*Records for this exercise*:

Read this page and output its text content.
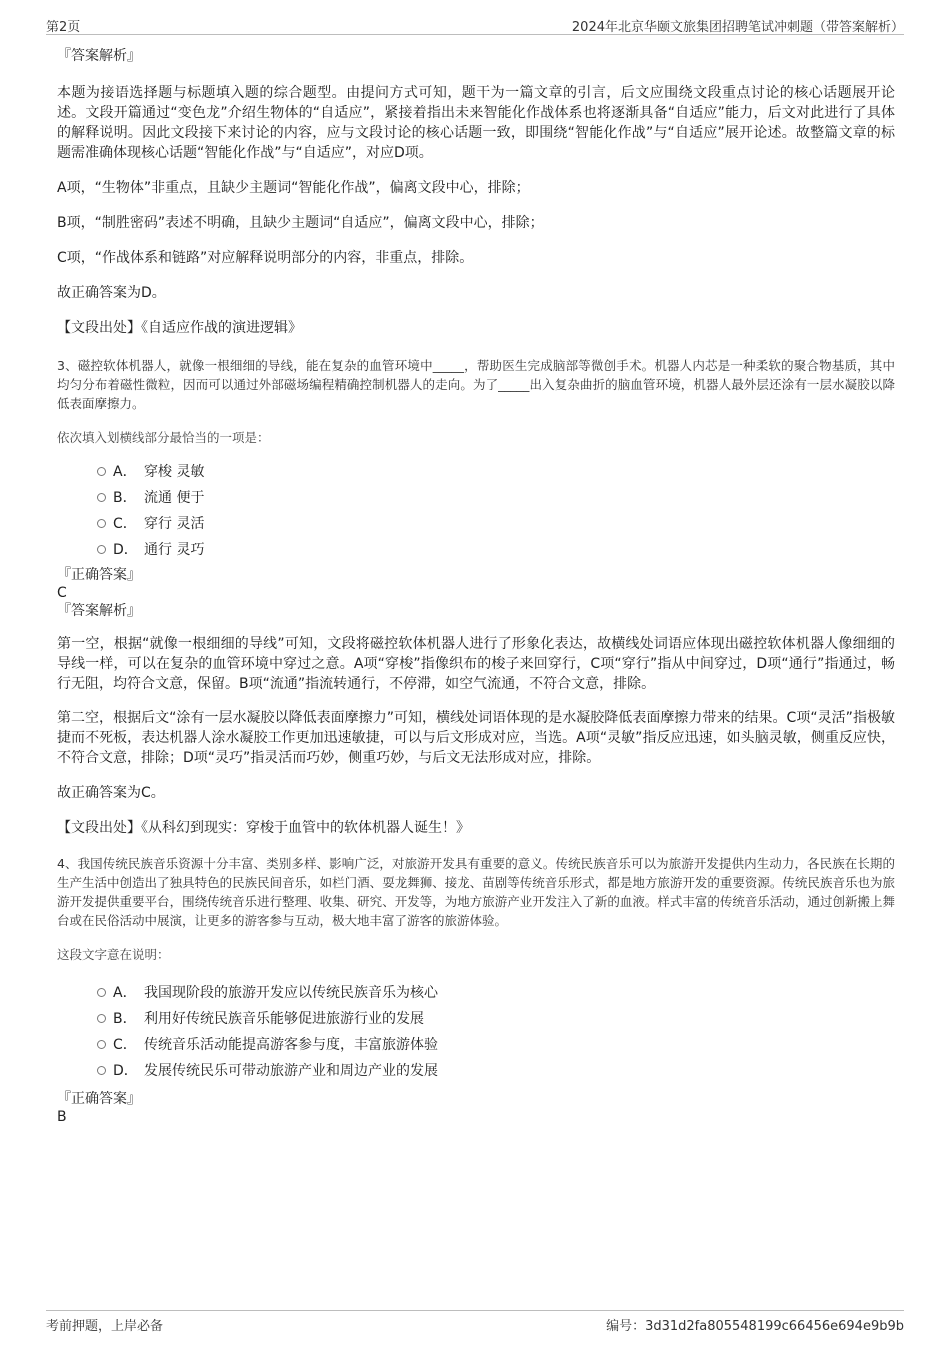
第2页	2024年北京华颐文旅集团招聘笔试冲刺题（带答案解析）

『答案解析』

本题为接语选择题与标题填入题的综合题型。由提问方式可知，题干为一篇文章的引言，后文应围绕文段重点讨论的核心话题展开论述。文段开篇通过“变色龙”介绍生物体的“自适应”，紧接着指出未来智能化作战体系也将逐渐具备“自适应”能力，后文对此进行了具体的解释说明。因此文段接下来讨论的内容，应与文段讨论的核心话题一致，即围绕“智能化作战”与“自适应”展开论述。故整篇文章的标题需准确体现核心话题“智能化作战”与“自适应”，对应D项。

A项，“生物体”非重点，且缺少主题词“智能化作战”，偏离文段中心，排除；

B项，“制胜密码”表述不明确，且缺少主题词“自适应”，偏离文段中心，排除；

C项，“作战体系和链路”对应解释说明部分的内容，非重点，排除。

故正确答案为D。

【文段出处】《自适应作战的演进逻辑》

3、磁控软体机器人，就像一根细细的导线，能在复杂的血管环境中_____，帮助医生完成脑部等微创手术。机器人内芯是一种柔软的聚合物基质，其中均匀分布着磁性微粒，因而可以通过外部磁场编程精确控制机器人的走向。为了_____出入复杂曲折的脑血管环境，机器人最外层还涂有一层水凝胶以降低表面摩擦力。

依次填入划横线部分最恰当的一项是：

A． 穿梭 灵敏
B． 流通 便于
C． 穿行 灵活
D． 通行 灵巧

『正确答案』

C

『答案解析』

第一空，根据“就像一根细细的导线”可知，文段将磁控软体机器人进行了形象化表达，故横线处词语应体现出磁控软体机器人像细细的导线一样，可以在复杂的血管环境中穿过之意。A项“穿梭”指像织布的梭子来回穿行，C项“穿行”指从中间穿过，D项“通行”指通过，畅行无阻，均符合文意，保留。B项“流通”指流转通行，不停滞，如空气流通，不符合文意，排除。

第二空，根据后文“涂有一层水凝胶以降低表面摩擦力”可知，横线处词语体现的是水凝胶降低表面摩擦力带来的结果。C项“灵活”指极敏捷而不死板，表达机器人涂水凝胶工作更加迅速敏捷，可以与后文形成对应，当选。A项“灵敏”指反应迅速，如头脑灵敏，侧重反应快，不符合文意，排除；D项“灵巧”指灵活而巧妙，侧重巧妙，与后文无法形成对应，排除。

故正确答案为C。

【文段出处】《从科幻到现实：穿梭于血管中的软体机器人诞生！》

4、我国传统民族音乐资源十分丰富、类别多样、影响广泛，对旅游开发具有重要的意义。传统民族音乐可以为旅游开发提供内生动力，各民族在长期的生产生活中创造出了独具特色的民族民间音乐，如栏门酒、耍龙舞狮、接龙、苗剧等传统音乐形式，都是地方旅游开发的重要资源。传统民族音乐也为旅游开发提供重要平台，围绕传统音乐进行整理、收集、研究、开发等，为地方旅游产业开发注入了新的血液。样式丰富的传统音乐活动，通过创新搬上舞台或在民俗活动中展演，让更多的游客参与互动，极大地丰富了游客的旅游体验。

这段文字意在说明：

A． 我国现阶段的旅游开发应以传统民族音乐为核心
B． 利用好传统民族音乐能够促进旅游行业的发展
C． 传统音乐活动能提高游客参与度，丰富旅游体验
D． 发展传统民乐可带动旅游产业和周边产业的发展

『正确答案』

B

考前押题，上岸必备	编号：3d31d2fa805548199c66456e694e9b9b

*Exercise*: Repeat all of the data above word for word, minus the pictures.

*Exercise output*:
Read this page and output its text content.
第2页	2024年北京华颐文旅集团招聘笔试冲刺题（带答案解析）

『答案解析』

本题为接语选择题与标题填入题的综合题型。由提问方式可知，题干为一篇文章的引言，后文应围绕文段重点讨论的核心话题展开论述。文段开篇通过“变色龙”介绍生物体的“自适应”，紧接着指出未来智能化作战体系也将逐渐具备“自适应”能力，后文对此进行了具体的解释说明。因此文段接下来讨论的内容，应与文段讨论的核心话题一致，即围绕“智能化作战”与“自适应”展开论述。故整篇文章的标题需准确体现核心话题“智能化作战”与“自适应”，对应D项。

A项，“生物体”非重点，且缺少主题词“智能化作战”，偏离文段中心，排除；

B项，“制胜密码”表述不明确，且缺少主题词“自适应”，偏离文段中心，排除；

C项，“作战体系和链路”对应解释说明部分的内容，非重点，排除。

故正确答案为D。

【文段出处】《自适应作战的演进逻辑》

3、磁控软体机器人，就像一根细细的导线，能在复杂的血管环境中_____，帮助医生完成脑部等微创手术。机器人内芯是一种柔软的聚合物基质，其中均匀分布着磁性微粒，因而可以通过外部磁场编程精确控制机器人的走向。为了_____出入复杂曲折的脑血管环境，机器人最外层还涂有一层水凝胶以降低表面摩擦力。

依次填入划横线部分最恰当的一项是：

A． 穿梭 灵敏
B． 流通 便于
C． 穿行 灵活
D． 通行 灵巧

『正确答案』

C

『答案解析』

第一空，根据“就像一根细细的导线”可知，文段将磁控软体机器人进行了形象化表达，故横线处词语应体现出磁控软体机器人像细细的导线一样，可以在复杂的血管环境中穿过之意。A项“穿梭”指像织布的梭子来回穿行，C项“穿行”指从中间穿过，D项“通行”指通过，畅行无阻，均符合文意，保留。B项“流通”指流转通行，不停滞，如空气流通，不符合文意，排除。

第二空，根据后文“涂有一层水凝胶以降低表面摩擦力”可知，横线处词语体现的是水凝胶降低表面摩擦力带来的结果。C项“灵活”指极敏捷而不死板，表达机器人涂水凝胶工作更加迅速敏捷，可以与后文形成对应，当选。A项“灵敏”指反应迅速，如头脑灵敏，侧重反应快，不符合文意，排除；D项“灵巧”指灵活而巧妙，侧重巧妙，与后文无法形成对应，排除。

故正确答案为C。

【文段出处】《从科幻到现实：穿梭于血管中的软体机器人诞生！》

4、我国传统民族音乐资源十分丰富、类别多样、影响广泛，对旅游开发具有重要的意义。传统民族音乐可以为旅游开发提供内生动力，各民族在长期的生产生活中创造出了独具特色的民族民间音乐，如栏门酒、耍龙舞狮、接龙、苗剧等传统音乐形式，都是地方旅游开发的重要资源。传统民族音乐也为旅游开发提供重要平台，围绕传统音乐进行整理、收集、研究、开发等，为地方旅游产业开发注入了新的血液。样式丰富的传统音乐活动，通过创新搬上舞台或在民俗活动中展演，让更多的游客参与互动，极大地丰富了游客的旅游体验。

这段文字意在说明：

A． 我国现阶段的旅游开发应以传统民族音乐为核心
B． 利用好传统民族音乐能够促进旅游行业的发展
C． 传统音乐活动能提高游客参与度，丰富旅游体验
D． 发展传统民乐可带动旅游产业和周边产业的发展

『正确答案』

B

考前押题，上岸必备	编号：3d31d2fa805548199c66456e694e9b9b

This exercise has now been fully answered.